**Problem requirements:** Pick out the lines containing "title".

**Records for this exercise:**
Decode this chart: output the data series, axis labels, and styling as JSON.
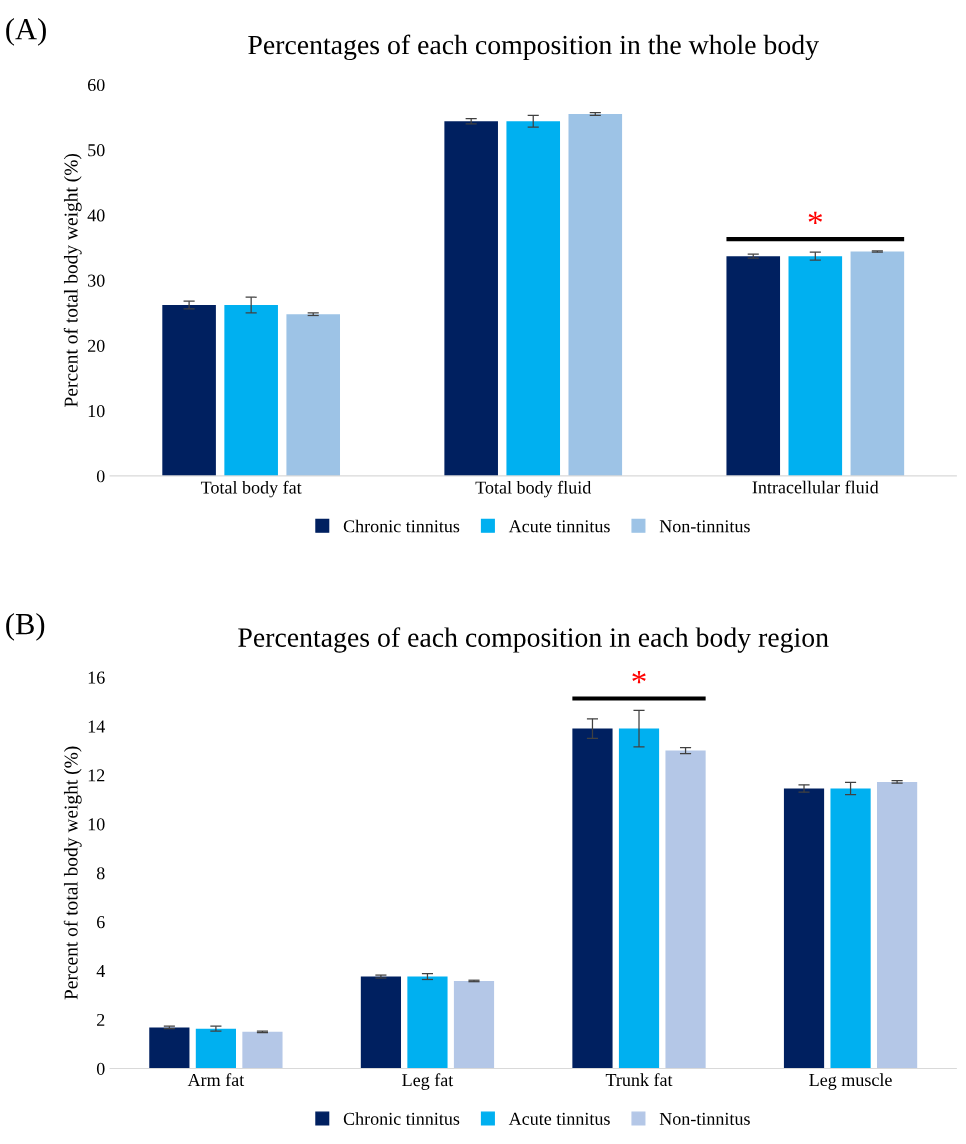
{
  "chart_data": [
    {
      "type": "bar",
      "title": "Percentages of each composition in the whole body",
      "ylabel": "Percent of total body weight (%)",
      "categories": [
        "Total body fat",
        "Total body fluid",
        "Intracellular fluid"
      ],
      "series": [
        {
          "name": "Chronic tinnitus",
          "color": "#002060",
          "values": [
            26.2,
            54.4,
            33.7
          ],
          "errors": [
            0.6,
            0.4,
            0.3
          ]
        },
        {
          "name": "Acute tinnitus",
          "color": "#00b0f0",
          "values": [
            26.2,
            54.4,
            33.7
          ],
          "errors": [
            1.2,
            0.9,
            0.6
          ]
        },
        {
          "name": "Non-tinnitus",
          "color": "#9dc3e6",
          "values": [
            24.8,
            55.5,
            34.4
          ],
          "errors": [
            0.2,
            0.2,
            0.1
          ]
        }
      ],
      "ylim": [
        0,
        60
      ],
      "yticks": [
        0,
        10,
        20,
        30,
        40,
        50,
        60
      ],
      "grid": false,
      "legend": "bottom",
      "annotations": [
        "(A)",
        "*"
      ]
    },
    {
      "type": "bar",
      "title": "Percentages of each composition in each body region",
      "ylabel": "Percent of total body weight (%)",
      "categories": [
        "Arm fat",
        "Leg fat",
        "Trunk fat",
        "Leg muscle"
      ],
      "series": [
        {
          "name": "Chronic tinnitus",
          "color": "#002060",
          "values": [
            1.68,
            3.76,
            13.9,
            11.45
          ],
          "errors": [
            0.05,
            0.06,
            0.4,
            0.15
          ]
        },
        {
          "name": "Acute tinnitus",
          "color": "#00b0f0",
          "values": [
            1.63,
            3.76,
            13.9,
            11.45
          ],
          "errors": [
            0.1,
            0.12,
            0.75,
            0.25
          ]
        },
        {
          "name": "Non-tinnitus",
          "color": "#b4c7e7",
          "values": [
            1.5,
            3.58,
            13.0,
            11.72
          ],
          "errors": [
            0.03,
            0.03,
            0.12,
            0.05
          ]
        }
      ],
      "ylim": [
        0,
        16
      ],
      "yticks": [
        0,
        2,
        4,
        6,
        8,
        10,
        12,
        14,
        16
      ],
      "grid": false,
      "legend": "bottom",
      "annotations": [
        "(B)",
        "*"
      ]
    }
  ]
}
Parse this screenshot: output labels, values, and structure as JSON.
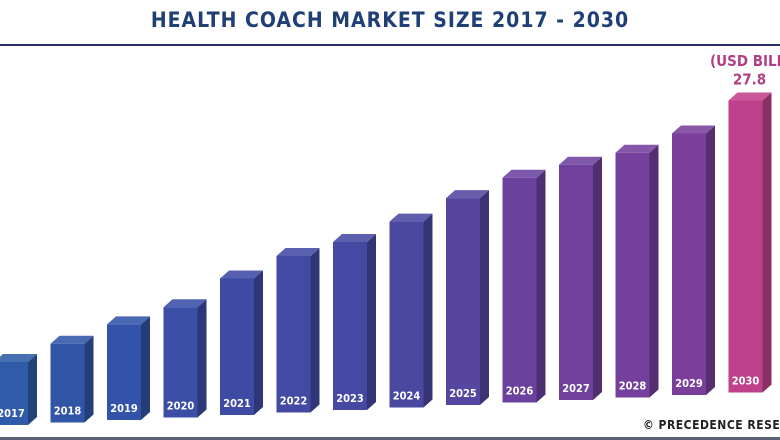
{
  "chart_data": {
    "type": "bar",
    "title": "HEALTH COACH MARKET SIZE 2017 - 2030",
    "unit_label": "(USD BILLION)",
    "categories": [
      "2017",
      "2018",
      "2019",
      "2020",
      "2021",
      "2022",
      "2023",
      "2024",
      "2025",
      "2026",
      "2027",
      "2028",
      "2029",
      "2030"
    ],
    "values": [
      6.0,
      7.5,
      9.1,
      10.5,
      13.0,
      14.9,
      16.0,
      17.7,
      19.7,
      21.4,
      22.4,
      23.3,
      24.9,
      27.8
    ],
    "data_labels": {
      "2030": "27.8"
    },
    "style": "3d-bars",
    "grid": false,
    "colors": [
      "#2f5ba8",
      "#3156a8",
      "#3353aa",
      "#3a4ea6",
      "#3e4ba5",
      "#424aa4",
      "#4649a3",
      "#4b48a2",
      "#5646a0",
      "#6a429e",
      "#6f419d",
      "#74409c",
      "#7a3f9b",
      "#c0418b"
    ]
  },
  "footer": "© PRECEDENCE RESEARCH"
}
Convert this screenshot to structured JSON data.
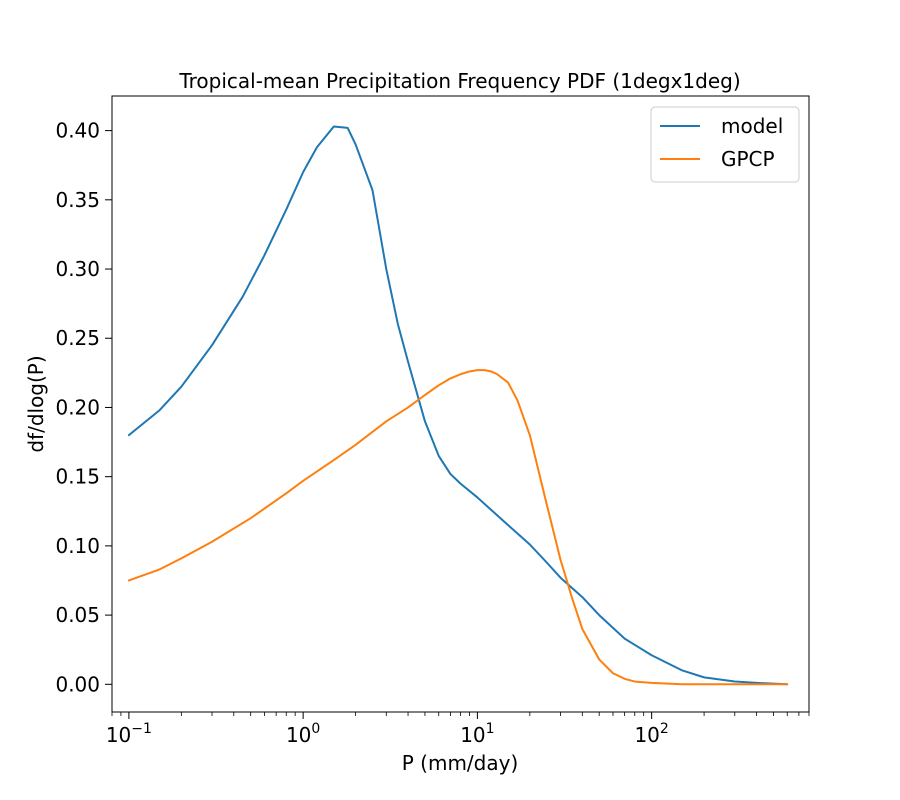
{
  "chart_data": {
    "type": "line",
    "title": "Tropical-mean Precipitation Frequency PDF (1degx1deg)",
    "xlabel": "P (mm/day)",
    "ylabel": "df/dlog(P)",
    "xscale": "log",
    "xlim": [
      0.08,
      800
    ],
    "ylim": [
      -0.02,
      0.425
    ],
    "x_ticks": [
      {
        "value": 0.1,
        "base": "10",
        "exp": "−1"
      },
      {
        "value": 1,
        "base": "10",
        "exp": "0"
      },
      {
        "value": 10,
        "base": "10",
        "exp": "1"
      },
      {
        "value": 100,
        "base": "10",
        "exp": "2"
      }
    ],
    "y_ticks": [
      {
        "value": 0.0,
        "label": "0.00"
      },
      {
        "value": 0.05,
        "label": "0.05"
      },
      {
        "value": 0.1,
        "label": "0.10"
      },
      {
        "value": 0.15,
        "label": "0.15"
      },
      {
        "value": 0.2,
        "label": "0.20"
      },
      {
        "value": 0.25,
        "label": "0.25"
      },
      {
        "value": 0.3,
        "label": "0.30"
      },
      {
        "value": 0.35,
        "label": "0.35"
      },
      {
        "value": 0.4,
        "label": "0.40"
      }
    ],
    "legend_position": "top-right",
    "series": [
      {
        "name": "model",
        "color": "#1f77b4",
        "x": [
          0.1,
          0.15,
          0.2,
          0.3,
          0.45,
          0.6,
          0.8,
          1.0,
          1.2,
          1.5,
          1.8,
          2.0,
          2.5,
          3.0,
          3.5,
          4.0,
          5.0,
          6.0,
          7.0,
          8.0,
          10.0,
          12.0,
          15.0,
          20.0,
          25.0,
          30.0,
          40.0,
          50.0,
          70.0,
          100.0,
          150.0,
          200.0,
          300.0,
          400.0,
          600.0
        ],
        "values": [
          0.18,
          0.198,
          0.215,
          0.245,
          0.28,
          0.31,
          0.343,
          0.37,
          0.388,
          0.403,
          0.402,
          0.39,
          0.357,
          0.3,
          0.26,
          0.233,
          0.19,
          0.165,
          0.152,
          0.145,
          0.135,
          0.126,
          0.115,
          0.101,
          0.088,
          0.077,
          0.063,
          0.05,
          0.033,
          0.021,
          0.01,
          0.005,
          0.002,
          0.001,
          0.0
        ]
      },
      {
        "name": "GPCP",
        "color": "#ff7f0e",
        "x": [
          0.1,
          0.15,
          0.2,
          0.3,
          0.5,
          0.8,
          1.0,
          1.5,
          2.0,
          3.0,
          4.0,
          5.0,
          6.0,
          7.0,
          8.0,
          9.0,
          10.0,
          11.0,
          12.0,
          13.0,
          15.0,
          17.0,
          20.0,
          25.0,
          30.0,
          35.0,
          40.0,
          50.0,
          60.0,
          70.0,
          80.0,
          100.0,
          150.0,
          200.0,
          300.0,
          600.0
        ],
        "values": [
          0.075,
          0.083,
          0.091,
          0.103,
          0.12,
          0.138,
          0.147,
          0.162,
          0.173,
          0.19,
          0.2,
          0.209,
          0.216,
          0.221,
          0.224,
          0.226,
          0.227,
          0.227,
          0.226,
          0.224,
          0.218,
          0.205,
          0.18,
          0.13,
          0.09,
          0.062,
          0.04,
          0.018,
          0.008,
          0.004,
          0.002,
          0.001,
          0.0,
          0.0,
          0.0,
          0.0
        ]
      }
    ]
  }
}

**Written solution:**
      "title": "Percentages of each composition in the whole body",
      "title": "Percentages of each composition in each body region",
    "title": "HEALTH COACH MARKET SIZE 2017 - 2030",
    "title": "Tropical-mean Precipitation Frequency PDF (1degx1deg)",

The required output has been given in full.